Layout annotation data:
* * *

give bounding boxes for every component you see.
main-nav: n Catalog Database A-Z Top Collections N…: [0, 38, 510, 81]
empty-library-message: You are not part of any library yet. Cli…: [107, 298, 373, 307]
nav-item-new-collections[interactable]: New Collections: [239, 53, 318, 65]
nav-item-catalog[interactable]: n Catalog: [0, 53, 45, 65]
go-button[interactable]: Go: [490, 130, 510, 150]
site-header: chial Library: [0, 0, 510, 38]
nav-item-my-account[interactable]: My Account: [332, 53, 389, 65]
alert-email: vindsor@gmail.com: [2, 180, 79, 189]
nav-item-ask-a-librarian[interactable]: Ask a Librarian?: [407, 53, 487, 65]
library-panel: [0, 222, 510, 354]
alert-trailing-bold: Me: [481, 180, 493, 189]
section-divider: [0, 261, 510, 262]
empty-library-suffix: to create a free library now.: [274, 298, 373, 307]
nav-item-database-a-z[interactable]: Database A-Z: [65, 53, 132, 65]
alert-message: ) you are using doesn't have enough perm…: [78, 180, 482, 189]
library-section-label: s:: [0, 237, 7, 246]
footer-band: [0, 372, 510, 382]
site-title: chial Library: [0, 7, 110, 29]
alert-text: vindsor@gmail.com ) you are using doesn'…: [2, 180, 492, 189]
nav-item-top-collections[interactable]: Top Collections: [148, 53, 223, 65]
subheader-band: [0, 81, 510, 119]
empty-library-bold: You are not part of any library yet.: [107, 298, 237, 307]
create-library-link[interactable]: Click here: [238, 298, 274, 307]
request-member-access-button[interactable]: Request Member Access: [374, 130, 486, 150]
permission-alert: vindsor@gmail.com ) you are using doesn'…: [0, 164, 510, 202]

* * *

### What is being asked
Change every "alert" in the items above to "notice", and leave everything else untouched.

### Full answer
give bounding boxes for every component you see.
main-nav: n Catalog Database A-Z Top Collections N…: [0, 38, 510, 81]
empty-library-message: You are not part of any library yet. Cli…: [107, 298, 373, 307]
nav-item-new-collections[interactable]: New Collections: [239, 53, 318, 65]
nav-item-catalog[interactable]: n Catalog: [0, 53, 45, 65]
go-button[interactable]: Go: [490, 130, 510, 150]
site-header: chial Library: [0, 0, 510, 38]
nav-item-my-account[interactable]: My Account: [332, 53, 389, 65]
notice-email: vindsor@gmail.com: [2, 180, 79, 189]
nav-item-ask-a-librarian[interactable]: Ask a Librarian?: [407, 53, 487, 65]
library-panel: [0, 222, 510, 354]
notice-trailing-bold: Me: [481, 180, 493, 189]
section-divider: [0, 261, 510, 262]
empty-library-suffix: to create a free library now.: [274, 298, 373, 307]
nav-item-database-a-z[interactable]: Database A-Z: [65, 53, 132, 65]
notice-message: ) you are using doesn't have enough perm…: [78, 180, 482, 189]
library-section-label: s:: [0, 237, 7, 246]
footer-band: [0, 372, 510, 382]
site-title: chial Library: [0, 7, 110, 29]
notice-text: vindsor@gmail.com ) you are using doesn'…: [2, 180, 492, 189]
nav-item-top-collections[interactable]: Top Collections: [148, 53, 223, 65]
subheader-band: [0, 81, 510, 119]
empty-library-bold: You are not part of any library yet.: [107, 298, 237, 307]
create-library-link[interactable]: Click here: [238, 298, 274, 307]
request-member-access-button[interactable]: Request Member Access: [374, 130, 486, 150]
permission-notice: vindsor@gmail.com ) you are using doesn'…: [0, 164, 510, 202]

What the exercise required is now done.